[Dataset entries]
========

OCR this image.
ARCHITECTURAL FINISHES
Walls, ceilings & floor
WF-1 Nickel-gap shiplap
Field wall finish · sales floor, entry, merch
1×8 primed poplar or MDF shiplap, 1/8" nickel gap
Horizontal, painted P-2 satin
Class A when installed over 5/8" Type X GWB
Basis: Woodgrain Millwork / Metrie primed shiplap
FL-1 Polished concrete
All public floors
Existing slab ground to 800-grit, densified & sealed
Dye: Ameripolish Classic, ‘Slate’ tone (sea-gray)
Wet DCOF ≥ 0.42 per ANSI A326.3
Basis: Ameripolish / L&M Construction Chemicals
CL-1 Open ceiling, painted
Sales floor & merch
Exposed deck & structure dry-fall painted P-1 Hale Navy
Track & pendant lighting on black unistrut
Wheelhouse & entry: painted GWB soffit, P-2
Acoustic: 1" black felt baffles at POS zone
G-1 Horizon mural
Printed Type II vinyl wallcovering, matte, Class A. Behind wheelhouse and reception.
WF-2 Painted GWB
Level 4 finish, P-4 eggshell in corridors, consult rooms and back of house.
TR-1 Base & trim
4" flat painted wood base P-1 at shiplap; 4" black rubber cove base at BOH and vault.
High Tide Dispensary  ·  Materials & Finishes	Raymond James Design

========

Each entry above is to be quoted exactly.

▶ FINAL RESULT
OCR this image.
ARCHITECTURAL FINISHES
Walls, ceilings & floor
WF-1 Nickel-gap shiplap
Field wall finish · sales floor, entry, merch
1×8 primed poplar or MDF shiplap, 1/8" nickel gap
Horizontal, painted P-2 satin
Class A when installed over 5/8" Type X GWB
Basis: Woodgrain Millwork / Metrie primed shiplap
FL-1 Polished concrete
All public floors
Existing slab ground to 800-grit, densified & sealed
Dye: Ameripolish Classic, ‘Slate’ tone (sea-gray)
Wet DCOF ≥ 0.42 per ANSI A326.3
Basis: Ameripolish / L&M Construction Chemicals
CL-1 Open ceiling, painted
Sales floor & merch
Exposed deck & structure dry-fall painted P-1 Hale Navy
Track & pendant lighting on black unistrut
Wheelhouse & entry: painted GWB soffit, P-2
Acoustic: 1" black felt baffles at POS zone
G-1 Horizon mural
Printed Type II vinyl wallcovering, matte, Class A. Behind wheelhouse and reception.
WF-2 Painted GWB
Level 4 finish, P-4 eggshell in corridors, consult rooms and back of house.
TR-1 Base & trim
4" flat painted wood base P-1 at shiplap; 4" black rubber cove base at BOH and vault.
High Tide Dispensary  ·  Materials & Finishes	Raymond James Design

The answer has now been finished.